=== Task brief ===
Read the lines that follow and pick out every one containing the word "content".

=== Supplied records ===
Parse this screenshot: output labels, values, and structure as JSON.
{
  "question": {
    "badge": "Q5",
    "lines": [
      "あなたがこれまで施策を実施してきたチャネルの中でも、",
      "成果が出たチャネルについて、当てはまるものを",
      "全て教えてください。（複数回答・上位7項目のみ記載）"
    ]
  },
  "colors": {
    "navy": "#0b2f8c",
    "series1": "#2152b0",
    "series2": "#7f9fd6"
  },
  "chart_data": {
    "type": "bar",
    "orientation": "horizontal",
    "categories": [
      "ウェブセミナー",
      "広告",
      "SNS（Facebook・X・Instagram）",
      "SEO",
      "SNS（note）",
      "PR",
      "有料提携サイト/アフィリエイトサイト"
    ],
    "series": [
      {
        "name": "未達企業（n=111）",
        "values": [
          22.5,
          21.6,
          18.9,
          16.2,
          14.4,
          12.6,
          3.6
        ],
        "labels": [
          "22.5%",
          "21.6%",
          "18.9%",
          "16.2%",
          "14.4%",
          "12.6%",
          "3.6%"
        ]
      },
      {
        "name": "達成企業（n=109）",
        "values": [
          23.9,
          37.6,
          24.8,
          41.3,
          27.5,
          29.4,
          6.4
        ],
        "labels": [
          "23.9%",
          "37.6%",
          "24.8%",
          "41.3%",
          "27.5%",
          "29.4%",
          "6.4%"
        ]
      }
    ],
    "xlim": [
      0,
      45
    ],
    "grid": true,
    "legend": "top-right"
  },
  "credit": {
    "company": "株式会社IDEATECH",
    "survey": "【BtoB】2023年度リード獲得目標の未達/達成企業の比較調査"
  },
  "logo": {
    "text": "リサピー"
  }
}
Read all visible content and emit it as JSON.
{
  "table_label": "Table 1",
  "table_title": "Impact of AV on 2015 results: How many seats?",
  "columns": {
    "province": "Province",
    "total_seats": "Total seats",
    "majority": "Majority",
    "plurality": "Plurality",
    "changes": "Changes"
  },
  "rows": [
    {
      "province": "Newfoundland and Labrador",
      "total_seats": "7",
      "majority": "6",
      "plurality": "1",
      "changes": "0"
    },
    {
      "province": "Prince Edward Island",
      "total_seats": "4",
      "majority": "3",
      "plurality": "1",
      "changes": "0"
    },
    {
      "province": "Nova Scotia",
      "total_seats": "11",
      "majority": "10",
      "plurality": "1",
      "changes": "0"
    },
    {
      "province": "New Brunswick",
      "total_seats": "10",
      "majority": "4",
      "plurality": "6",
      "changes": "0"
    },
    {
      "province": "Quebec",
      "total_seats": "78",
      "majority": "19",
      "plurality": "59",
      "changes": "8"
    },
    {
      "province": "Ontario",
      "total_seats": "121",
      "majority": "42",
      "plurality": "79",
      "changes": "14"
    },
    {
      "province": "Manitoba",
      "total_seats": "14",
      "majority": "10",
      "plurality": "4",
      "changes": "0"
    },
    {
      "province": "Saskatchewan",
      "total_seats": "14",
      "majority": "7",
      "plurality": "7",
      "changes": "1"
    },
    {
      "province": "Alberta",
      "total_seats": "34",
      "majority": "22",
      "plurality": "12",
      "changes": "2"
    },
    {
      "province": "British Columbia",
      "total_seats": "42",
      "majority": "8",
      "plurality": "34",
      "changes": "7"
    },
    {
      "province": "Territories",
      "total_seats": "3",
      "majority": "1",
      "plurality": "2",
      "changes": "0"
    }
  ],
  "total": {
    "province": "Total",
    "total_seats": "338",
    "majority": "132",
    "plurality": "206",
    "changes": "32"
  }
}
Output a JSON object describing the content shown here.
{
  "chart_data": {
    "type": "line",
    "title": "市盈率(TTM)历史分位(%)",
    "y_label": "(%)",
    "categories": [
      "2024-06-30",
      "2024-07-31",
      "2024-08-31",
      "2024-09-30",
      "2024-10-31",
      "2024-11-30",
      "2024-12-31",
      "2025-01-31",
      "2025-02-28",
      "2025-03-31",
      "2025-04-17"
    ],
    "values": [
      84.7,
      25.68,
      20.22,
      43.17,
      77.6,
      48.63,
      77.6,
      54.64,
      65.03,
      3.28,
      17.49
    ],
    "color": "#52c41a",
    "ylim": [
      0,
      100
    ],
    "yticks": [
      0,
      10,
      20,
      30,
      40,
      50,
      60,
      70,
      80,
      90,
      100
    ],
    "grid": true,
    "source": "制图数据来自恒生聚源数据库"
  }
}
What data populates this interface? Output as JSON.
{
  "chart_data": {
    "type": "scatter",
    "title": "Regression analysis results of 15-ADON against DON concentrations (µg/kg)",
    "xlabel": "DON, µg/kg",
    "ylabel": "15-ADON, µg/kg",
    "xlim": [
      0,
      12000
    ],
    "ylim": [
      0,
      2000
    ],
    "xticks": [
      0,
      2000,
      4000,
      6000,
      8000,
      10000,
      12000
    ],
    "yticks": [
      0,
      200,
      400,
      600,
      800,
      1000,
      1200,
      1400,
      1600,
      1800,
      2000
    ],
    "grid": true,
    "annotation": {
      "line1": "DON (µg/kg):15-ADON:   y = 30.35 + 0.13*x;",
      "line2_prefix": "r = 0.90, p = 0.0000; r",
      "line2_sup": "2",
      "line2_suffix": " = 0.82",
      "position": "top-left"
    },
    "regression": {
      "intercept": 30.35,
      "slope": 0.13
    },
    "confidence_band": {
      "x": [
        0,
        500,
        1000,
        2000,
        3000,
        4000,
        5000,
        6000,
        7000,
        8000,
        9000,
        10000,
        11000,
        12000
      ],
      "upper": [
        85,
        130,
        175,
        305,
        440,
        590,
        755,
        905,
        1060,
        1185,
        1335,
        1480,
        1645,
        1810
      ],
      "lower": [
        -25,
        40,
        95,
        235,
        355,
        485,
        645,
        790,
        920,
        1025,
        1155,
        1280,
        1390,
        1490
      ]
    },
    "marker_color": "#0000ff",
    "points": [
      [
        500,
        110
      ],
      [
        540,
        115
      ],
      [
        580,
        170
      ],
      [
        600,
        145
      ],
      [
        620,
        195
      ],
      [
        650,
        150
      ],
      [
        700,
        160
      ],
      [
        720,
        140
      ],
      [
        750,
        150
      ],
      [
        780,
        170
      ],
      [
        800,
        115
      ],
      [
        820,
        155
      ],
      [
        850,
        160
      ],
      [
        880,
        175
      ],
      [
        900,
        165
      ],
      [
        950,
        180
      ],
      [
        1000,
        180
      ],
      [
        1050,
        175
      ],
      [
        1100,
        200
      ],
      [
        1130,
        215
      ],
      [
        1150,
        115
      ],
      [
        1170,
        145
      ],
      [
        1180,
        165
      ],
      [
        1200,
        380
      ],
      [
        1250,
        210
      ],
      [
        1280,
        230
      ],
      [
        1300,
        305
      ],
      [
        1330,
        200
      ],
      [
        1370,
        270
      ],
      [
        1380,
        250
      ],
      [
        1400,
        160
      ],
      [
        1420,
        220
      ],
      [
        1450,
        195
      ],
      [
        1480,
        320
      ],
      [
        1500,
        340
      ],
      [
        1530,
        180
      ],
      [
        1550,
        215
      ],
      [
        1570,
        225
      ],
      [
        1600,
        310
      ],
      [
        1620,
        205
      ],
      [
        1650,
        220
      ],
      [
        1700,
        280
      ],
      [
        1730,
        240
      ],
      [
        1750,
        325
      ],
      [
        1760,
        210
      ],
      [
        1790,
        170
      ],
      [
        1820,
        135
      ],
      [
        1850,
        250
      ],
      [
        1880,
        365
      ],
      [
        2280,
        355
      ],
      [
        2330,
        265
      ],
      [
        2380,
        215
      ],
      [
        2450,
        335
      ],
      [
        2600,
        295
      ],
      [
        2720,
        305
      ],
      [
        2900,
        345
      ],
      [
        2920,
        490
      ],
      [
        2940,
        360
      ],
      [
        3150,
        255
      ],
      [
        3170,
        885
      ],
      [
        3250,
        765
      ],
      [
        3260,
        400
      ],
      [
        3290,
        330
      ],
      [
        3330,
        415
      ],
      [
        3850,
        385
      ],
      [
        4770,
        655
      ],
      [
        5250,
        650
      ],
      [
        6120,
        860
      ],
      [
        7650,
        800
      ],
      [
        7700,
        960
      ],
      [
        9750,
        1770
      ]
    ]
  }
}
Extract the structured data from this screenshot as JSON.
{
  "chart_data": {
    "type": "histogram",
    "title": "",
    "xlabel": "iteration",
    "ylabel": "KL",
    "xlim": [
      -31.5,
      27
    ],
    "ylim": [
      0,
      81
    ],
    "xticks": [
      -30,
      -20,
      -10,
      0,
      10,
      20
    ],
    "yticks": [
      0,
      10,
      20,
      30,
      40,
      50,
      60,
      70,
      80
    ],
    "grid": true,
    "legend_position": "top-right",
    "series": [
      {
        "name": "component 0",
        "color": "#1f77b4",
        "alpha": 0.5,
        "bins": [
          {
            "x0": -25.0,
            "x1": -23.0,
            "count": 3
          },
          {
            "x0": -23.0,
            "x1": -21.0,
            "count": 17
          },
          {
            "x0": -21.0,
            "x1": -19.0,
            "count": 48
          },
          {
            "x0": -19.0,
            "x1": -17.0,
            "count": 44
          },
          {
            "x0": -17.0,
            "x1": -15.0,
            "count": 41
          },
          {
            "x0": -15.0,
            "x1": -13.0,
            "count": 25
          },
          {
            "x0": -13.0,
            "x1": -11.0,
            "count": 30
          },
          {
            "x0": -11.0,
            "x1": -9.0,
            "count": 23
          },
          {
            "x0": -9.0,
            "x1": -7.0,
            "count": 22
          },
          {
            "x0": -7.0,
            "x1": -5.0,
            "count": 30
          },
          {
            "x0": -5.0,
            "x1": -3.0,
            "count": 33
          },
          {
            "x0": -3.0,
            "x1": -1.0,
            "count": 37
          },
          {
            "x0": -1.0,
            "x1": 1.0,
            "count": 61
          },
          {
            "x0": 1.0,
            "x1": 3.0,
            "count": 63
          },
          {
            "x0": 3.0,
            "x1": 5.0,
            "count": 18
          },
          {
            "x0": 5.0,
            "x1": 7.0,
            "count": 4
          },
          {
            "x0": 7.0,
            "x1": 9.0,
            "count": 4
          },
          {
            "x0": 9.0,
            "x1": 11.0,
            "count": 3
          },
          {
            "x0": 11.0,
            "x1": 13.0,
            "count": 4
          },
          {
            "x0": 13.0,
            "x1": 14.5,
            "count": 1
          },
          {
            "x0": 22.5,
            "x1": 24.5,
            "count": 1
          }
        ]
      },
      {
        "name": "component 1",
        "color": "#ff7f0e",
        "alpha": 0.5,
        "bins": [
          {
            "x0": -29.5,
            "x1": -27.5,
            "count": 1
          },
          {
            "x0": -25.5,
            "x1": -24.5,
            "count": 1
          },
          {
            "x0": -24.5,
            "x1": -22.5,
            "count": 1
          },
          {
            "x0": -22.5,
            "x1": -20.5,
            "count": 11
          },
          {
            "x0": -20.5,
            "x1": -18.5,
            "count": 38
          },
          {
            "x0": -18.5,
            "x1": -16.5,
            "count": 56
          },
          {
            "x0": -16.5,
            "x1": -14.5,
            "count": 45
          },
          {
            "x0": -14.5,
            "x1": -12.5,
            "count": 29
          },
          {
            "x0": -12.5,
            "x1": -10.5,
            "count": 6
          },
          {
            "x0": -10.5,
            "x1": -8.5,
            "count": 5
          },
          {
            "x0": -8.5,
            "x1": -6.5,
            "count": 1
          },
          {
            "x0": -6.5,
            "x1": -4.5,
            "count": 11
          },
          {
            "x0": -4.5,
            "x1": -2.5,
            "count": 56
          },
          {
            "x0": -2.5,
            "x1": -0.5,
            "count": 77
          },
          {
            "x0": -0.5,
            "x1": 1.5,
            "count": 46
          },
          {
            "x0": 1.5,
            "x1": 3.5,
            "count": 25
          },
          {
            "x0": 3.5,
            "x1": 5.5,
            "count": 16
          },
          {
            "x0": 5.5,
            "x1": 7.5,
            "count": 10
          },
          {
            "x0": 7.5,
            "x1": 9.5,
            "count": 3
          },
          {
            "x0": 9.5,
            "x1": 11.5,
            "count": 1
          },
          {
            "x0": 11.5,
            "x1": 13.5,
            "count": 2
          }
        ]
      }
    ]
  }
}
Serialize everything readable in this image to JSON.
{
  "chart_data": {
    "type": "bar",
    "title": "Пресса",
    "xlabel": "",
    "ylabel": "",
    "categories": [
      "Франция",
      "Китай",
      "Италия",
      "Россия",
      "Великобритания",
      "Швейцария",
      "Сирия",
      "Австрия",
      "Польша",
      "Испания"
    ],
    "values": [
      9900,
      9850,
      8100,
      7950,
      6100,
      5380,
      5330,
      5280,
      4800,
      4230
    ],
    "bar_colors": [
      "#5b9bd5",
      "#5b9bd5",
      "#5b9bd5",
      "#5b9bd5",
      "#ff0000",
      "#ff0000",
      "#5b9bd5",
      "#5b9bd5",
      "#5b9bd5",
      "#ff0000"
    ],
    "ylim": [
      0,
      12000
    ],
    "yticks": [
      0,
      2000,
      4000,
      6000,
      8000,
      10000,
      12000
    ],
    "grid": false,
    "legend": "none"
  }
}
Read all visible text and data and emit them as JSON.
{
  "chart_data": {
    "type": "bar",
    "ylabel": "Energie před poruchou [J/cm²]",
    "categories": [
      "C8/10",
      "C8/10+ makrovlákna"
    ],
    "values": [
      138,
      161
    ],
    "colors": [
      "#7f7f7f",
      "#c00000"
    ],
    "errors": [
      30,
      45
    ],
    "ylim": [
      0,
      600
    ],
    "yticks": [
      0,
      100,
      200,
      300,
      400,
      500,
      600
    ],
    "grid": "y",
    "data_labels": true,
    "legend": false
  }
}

=== Response to the task ===
Read all visible content and emit it as JSON.
Output a JSON object describing the content shown here.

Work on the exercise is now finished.